#### [Set exercise]
All records should be reproduced verbatim.

#### [Records]
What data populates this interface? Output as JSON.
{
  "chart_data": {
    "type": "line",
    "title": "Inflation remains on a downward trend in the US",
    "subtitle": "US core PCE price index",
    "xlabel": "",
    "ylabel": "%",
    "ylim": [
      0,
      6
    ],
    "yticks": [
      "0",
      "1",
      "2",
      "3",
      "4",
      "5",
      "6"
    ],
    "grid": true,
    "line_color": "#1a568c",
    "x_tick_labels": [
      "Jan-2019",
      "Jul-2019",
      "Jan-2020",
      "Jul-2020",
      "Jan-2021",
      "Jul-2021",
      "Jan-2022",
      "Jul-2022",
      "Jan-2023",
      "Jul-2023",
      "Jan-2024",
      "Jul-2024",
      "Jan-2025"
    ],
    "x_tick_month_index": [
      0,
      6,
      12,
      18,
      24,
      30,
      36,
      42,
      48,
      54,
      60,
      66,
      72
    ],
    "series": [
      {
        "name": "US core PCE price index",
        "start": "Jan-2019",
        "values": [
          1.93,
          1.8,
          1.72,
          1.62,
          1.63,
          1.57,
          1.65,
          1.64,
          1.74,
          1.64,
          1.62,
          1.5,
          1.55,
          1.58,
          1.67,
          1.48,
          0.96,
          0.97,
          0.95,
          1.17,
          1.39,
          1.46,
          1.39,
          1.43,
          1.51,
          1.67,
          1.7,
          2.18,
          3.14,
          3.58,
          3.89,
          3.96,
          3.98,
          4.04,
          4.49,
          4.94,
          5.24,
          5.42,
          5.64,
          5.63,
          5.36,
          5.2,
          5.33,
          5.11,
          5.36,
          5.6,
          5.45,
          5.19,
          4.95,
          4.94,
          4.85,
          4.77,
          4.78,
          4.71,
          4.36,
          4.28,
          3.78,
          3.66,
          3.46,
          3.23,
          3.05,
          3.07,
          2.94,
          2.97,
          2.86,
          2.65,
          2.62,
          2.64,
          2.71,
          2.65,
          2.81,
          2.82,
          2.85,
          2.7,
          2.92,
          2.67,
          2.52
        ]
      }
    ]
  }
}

#### [Answer to the exercise]
What data populates this interface? Output as JSON.
{
  "chart_data": {
    "type": "line",
    "title": "Inflation remains on a downward trend in the US",
    "subtitle": "US core PCE price index",
    "xlabel": "",
    "ylabel": "%",
    "ylim": [
      0,
      6
    ],
    "yticks": [
      "0",
      "1",
      "2",
      "3",
      "4",
      "5",
      "6"
    ],
    "grid": true,
    "line_color": "#1a568c",
    "x_tick_labels": [
      "Jan-2019",
      "Jul-2019",
      "Jan-2020",
      "Jul-2020",
      "Jan-2021",
      "Jul-2021",
      "Jan-2022",
      "Jul-2022",
      "Jan-2023",
      "Jul-2023",
      "Jan-2024",
      "Jul-2024",
      "Jan-2025"
    ],
    "x_tick_month_index": [
      0,
      6,
      12,
      18,
      24,
      30,
      36,
      42,
      48,
      54,
      60,
      66,
      72
    ],
    "series": [
      {
        "name": "US core PCE price index",
        "start": "Jan-2019",
        "values": [
          1.93,
          1.8,
          1.72,
          1.62,
          1.63,
          1.57,
          1.65,
          1.64,
          1.74,
          1.64,
          1.62,
          1.5,
          1.55,
          1.58,
          1.67,
          1.48,
          0.96,
          0.97,
          0.95,
          1.17,
          1.39,
          1.46,
          1.39,
          1.43,
          1.51,
          1.67,
          1.7,
          2.18,
          3.14,
          3.58,
          3.89,
          3.96,
          3.98,
          4.04,
          4.49,
          4.94,
          5.24,
          5.42,
          5.64,
          5.63,
          5.36,
          5.2,
          5.33,
          5.11,
          5.36,
          5.6,
          5.45,
          5.19,
          4.95,
          4.94,
          4.85,
          4.77,
          4.78,
          4.71,
          4.36,
          4.28,
          3.78,
          3.66,
          3.46,
          3.23,
          3.05,
          3.07,
          2.94,
          2.97,
          2.86,
          2.65,
          2.62,
          2.64,
          2.71,
          2.65,
          2.81,
          2.82,
          2.85,
          2.7,
          2.92,
          2.67,
          2.52
        ]
      }
    ]
  }
}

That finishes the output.